_Material supplied_
[Begin]

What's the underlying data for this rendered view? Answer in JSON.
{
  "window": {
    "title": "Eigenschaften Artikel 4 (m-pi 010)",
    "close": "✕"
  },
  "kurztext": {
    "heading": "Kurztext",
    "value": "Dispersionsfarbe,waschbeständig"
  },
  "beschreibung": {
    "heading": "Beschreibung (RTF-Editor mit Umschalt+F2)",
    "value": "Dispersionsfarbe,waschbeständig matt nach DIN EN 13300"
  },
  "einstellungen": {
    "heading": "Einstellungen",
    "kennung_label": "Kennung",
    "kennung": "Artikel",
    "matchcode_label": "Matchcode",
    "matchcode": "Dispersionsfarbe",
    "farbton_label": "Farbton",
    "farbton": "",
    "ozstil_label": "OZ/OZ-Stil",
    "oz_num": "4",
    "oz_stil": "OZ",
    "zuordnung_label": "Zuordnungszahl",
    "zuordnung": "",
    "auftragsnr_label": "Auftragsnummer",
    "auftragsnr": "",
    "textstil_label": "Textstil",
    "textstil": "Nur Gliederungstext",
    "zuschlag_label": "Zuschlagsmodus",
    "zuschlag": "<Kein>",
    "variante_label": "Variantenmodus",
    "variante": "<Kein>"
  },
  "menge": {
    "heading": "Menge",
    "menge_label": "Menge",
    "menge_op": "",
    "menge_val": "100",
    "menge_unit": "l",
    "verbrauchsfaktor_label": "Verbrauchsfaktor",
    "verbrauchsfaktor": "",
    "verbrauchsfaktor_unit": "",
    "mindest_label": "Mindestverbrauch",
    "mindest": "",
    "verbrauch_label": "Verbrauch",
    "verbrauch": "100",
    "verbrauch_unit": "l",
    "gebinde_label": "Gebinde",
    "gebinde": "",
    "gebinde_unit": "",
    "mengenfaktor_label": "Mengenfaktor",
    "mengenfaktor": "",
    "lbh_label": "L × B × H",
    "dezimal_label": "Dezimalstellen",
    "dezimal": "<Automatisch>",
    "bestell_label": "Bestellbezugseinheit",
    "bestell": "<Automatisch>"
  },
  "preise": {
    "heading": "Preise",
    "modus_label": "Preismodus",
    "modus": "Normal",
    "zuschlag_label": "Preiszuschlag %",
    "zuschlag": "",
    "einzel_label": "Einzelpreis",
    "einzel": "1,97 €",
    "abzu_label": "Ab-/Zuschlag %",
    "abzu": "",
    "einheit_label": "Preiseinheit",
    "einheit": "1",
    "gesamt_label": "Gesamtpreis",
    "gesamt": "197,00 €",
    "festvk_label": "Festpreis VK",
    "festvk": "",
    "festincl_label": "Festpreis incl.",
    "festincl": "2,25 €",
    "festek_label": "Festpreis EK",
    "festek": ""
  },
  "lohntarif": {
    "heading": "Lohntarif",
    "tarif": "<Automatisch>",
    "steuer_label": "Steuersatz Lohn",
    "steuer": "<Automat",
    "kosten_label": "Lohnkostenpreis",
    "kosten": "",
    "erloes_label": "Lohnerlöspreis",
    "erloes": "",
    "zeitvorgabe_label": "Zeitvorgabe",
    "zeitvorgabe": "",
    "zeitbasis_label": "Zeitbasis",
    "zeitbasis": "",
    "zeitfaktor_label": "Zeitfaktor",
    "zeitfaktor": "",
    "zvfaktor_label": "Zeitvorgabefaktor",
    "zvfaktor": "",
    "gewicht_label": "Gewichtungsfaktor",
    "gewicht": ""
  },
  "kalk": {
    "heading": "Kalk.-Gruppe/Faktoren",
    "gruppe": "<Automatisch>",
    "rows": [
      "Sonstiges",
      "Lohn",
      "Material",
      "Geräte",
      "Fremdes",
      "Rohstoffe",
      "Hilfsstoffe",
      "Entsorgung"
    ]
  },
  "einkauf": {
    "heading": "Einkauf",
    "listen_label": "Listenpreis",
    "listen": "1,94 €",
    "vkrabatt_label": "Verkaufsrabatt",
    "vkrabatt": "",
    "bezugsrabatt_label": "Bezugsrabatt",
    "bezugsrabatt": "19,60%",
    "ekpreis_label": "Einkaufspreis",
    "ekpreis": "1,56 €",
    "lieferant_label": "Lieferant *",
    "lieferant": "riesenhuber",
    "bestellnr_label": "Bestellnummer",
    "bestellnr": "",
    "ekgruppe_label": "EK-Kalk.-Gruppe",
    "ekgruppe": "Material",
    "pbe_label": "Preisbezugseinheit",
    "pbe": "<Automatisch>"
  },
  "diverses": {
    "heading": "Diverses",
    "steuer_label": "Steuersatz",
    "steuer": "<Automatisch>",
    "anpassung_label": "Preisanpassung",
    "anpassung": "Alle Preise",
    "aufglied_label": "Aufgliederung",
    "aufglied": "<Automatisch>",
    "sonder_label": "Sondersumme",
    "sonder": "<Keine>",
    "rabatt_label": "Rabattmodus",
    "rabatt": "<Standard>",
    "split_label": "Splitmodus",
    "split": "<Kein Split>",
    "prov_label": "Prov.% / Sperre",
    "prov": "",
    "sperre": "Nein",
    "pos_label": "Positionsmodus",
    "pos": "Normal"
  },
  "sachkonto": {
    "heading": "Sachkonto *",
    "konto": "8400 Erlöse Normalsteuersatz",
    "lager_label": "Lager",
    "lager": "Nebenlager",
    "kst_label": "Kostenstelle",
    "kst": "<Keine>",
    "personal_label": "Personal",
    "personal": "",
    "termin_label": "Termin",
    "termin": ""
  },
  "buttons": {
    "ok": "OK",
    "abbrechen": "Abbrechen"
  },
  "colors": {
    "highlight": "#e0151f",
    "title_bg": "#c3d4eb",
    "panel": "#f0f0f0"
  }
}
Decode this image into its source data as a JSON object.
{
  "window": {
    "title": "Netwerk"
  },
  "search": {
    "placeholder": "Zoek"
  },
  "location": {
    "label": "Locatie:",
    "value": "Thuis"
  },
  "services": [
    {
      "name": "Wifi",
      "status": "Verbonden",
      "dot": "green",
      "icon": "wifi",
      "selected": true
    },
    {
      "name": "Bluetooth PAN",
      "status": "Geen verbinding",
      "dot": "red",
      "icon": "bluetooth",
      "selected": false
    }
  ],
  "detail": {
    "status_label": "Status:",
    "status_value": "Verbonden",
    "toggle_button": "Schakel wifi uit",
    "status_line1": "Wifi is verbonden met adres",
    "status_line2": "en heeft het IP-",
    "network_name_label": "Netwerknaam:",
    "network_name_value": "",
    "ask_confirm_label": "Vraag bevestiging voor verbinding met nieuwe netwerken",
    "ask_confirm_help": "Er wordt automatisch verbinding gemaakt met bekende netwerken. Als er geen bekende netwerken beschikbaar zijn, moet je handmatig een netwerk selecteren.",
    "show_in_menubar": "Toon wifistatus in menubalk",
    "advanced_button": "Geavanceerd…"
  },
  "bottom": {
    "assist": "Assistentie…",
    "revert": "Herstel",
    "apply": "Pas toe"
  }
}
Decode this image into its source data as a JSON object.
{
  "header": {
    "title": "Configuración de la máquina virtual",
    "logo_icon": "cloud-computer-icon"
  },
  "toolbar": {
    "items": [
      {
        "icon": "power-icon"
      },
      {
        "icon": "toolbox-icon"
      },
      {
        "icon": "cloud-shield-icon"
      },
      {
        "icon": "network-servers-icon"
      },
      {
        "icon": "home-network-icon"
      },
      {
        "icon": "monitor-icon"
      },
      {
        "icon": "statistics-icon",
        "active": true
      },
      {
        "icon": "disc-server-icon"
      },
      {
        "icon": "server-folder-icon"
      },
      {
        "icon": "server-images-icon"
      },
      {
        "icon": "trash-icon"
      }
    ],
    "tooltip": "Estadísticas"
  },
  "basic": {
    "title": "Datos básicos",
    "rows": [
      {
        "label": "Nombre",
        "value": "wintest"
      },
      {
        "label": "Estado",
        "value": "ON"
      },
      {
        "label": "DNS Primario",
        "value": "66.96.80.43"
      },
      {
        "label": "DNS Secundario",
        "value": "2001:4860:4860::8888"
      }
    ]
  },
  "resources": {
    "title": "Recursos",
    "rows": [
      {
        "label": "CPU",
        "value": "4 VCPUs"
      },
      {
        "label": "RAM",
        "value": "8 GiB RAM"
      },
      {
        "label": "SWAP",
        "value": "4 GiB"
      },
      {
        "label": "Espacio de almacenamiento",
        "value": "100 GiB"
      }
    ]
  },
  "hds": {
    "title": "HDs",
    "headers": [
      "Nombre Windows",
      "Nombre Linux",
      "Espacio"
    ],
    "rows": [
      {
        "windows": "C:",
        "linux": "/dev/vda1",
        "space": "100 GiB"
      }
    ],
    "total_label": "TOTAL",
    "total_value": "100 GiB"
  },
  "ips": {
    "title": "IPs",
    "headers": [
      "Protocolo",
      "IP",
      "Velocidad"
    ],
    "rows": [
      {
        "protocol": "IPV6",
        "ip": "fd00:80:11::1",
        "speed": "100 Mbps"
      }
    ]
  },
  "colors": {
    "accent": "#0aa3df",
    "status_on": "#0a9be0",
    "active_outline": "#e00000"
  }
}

[End]

_The request_
Above are records; say how many of their lines contain the word "Nombre", giving only the number.

_Task answer_
3